--- start of Exercise data ---

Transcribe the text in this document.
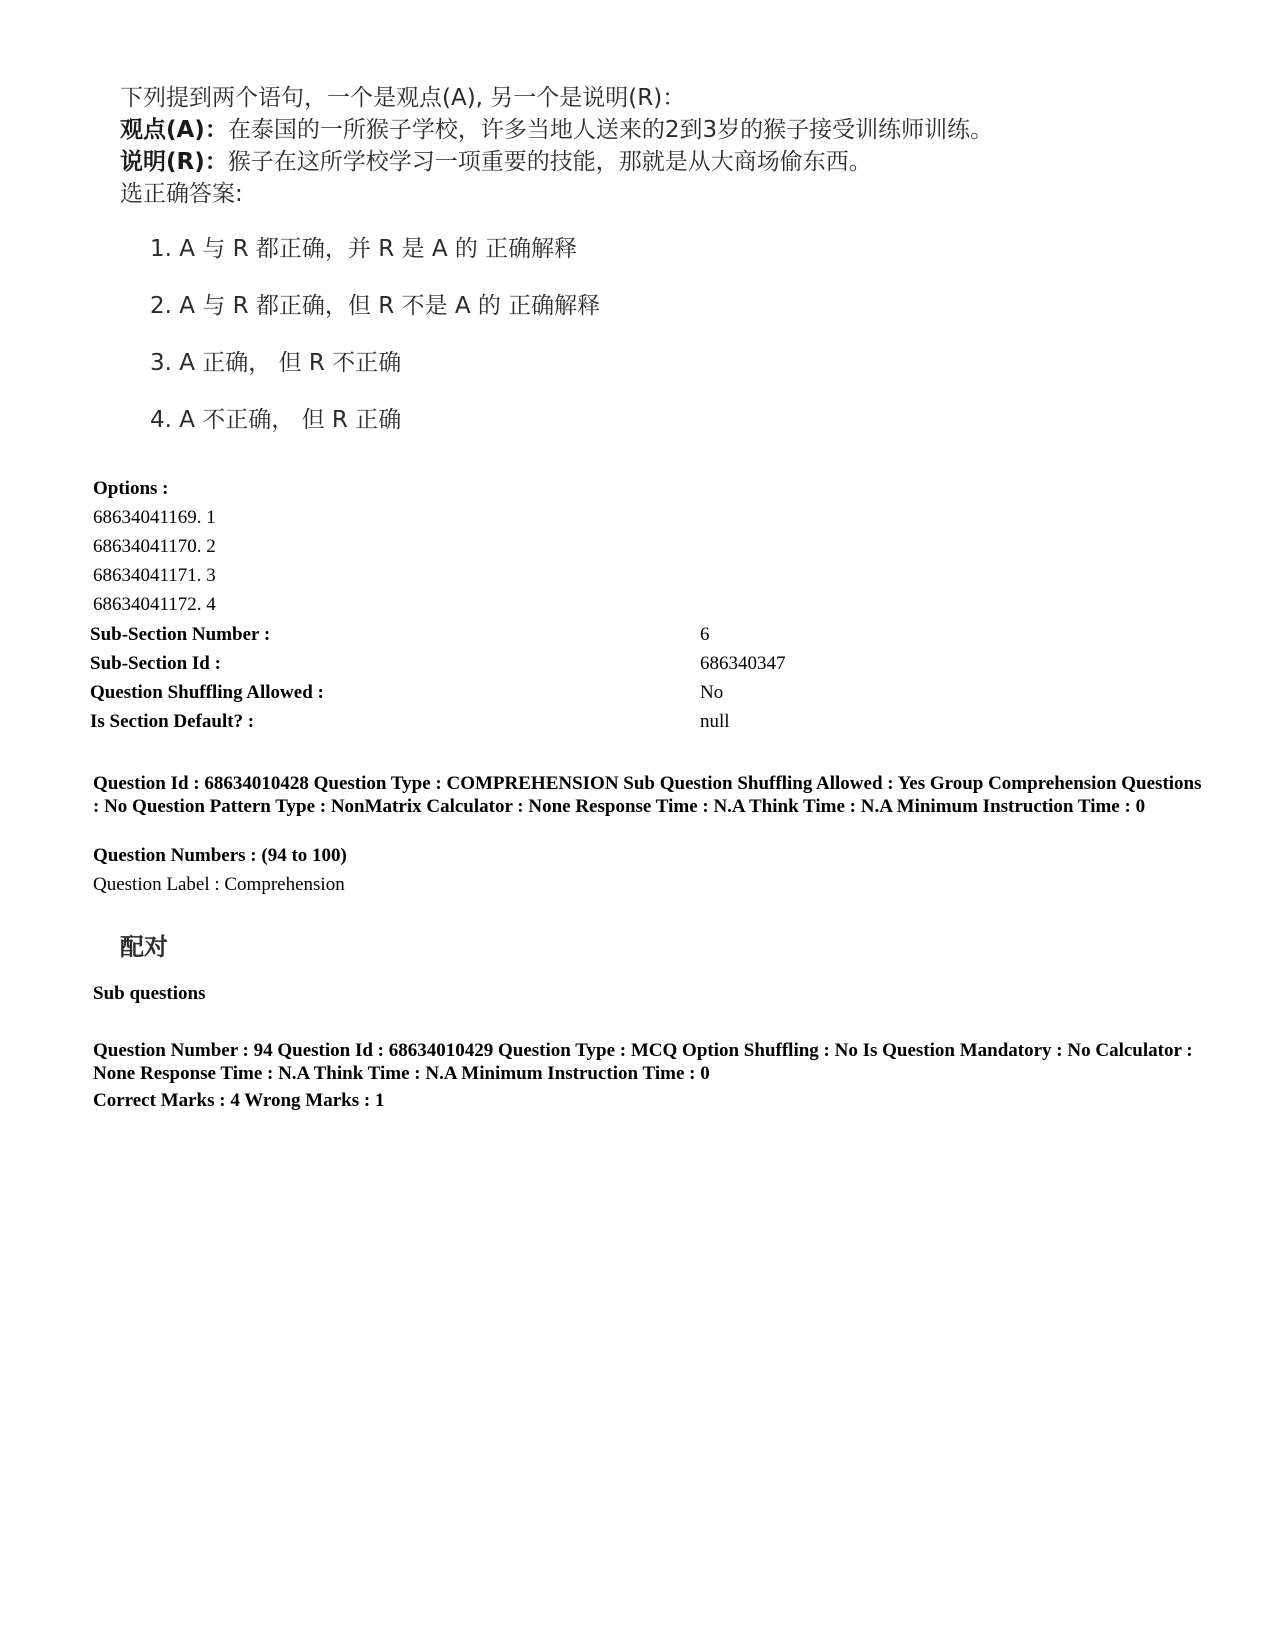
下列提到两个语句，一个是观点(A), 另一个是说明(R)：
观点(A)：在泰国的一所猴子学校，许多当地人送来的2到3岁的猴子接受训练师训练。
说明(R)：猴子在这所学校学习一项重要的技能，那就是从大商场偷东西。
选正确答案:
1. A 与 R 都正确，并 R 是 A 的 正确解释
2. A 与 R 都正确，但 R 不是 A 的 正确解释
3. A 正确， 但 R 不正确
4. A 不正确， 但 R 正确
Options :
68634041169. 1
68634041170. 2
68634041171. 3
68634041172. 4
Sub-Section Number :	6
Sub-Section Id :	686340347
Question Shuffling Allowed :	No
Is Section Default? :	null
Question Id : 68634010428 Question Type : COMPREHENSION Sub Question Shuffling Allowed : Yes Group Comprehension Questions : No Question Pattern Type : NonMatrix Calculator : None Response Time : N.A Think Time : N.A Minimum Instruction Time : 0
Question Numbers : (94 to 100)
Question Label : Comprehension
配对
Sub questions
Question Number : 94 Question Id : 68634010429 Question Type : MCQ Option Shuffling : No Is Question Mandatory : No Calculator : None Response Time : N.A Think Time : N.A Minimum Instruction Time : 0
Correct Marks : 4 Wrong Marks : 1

--- end of Exercise data ---

■ **What you have to do**
Please transcribe the material above exactly as written. Leave the pictures out.

■ **Response below**
Transcribe the text in this document.
下列提到两个语句，一个是观点(A), 另一个是说明(R)：
观点(A)：在泰国的一所猴子学校，许多当地人送来的2到3岁的猴子接受训练师训练。
说明(R)：猴子在这所学校学习一项重要的技能，那就是从大商场偷东西。
选正确答案:
1. A 与 R 都正确，并 R 是 A 的 正确解释
2. A 与 R 都正确，但 R 不是 A 的 正确解释
3. A 正确， 但 R 不正确
4. A 不正确， 但 R 正确
Options :
68634041169. 1
68634041170. 2
68634041171. 3
68634041172. 4
Sub-Section Number :	6
Sub-Section Id :	686340347
Question Shuffling Allowed :	No
Is Section Default? :	null
Question Id : 68634010428 Question Type : COMPREHENSION Sub Question Shuffling Allowed : Yes Group Comprehension Questions : No Question Pattern Type : NonMatrix Calculator : None Response Time : N.A Think Time : N.A Minimum Instruction Time : 0
Question Numbers : (94 to 100)
Question Label : Comprehension
配对
Sub questions
Question Number : 94 Question Id : 68634010429 Question Type : MCQ Option Shuffling : No Is Question Mandatory : No Calculator : None Response Time : N.A Think Time : N.A Minimum Instruction Time : 0
Correct Marks : 4 Wrong Marks : 1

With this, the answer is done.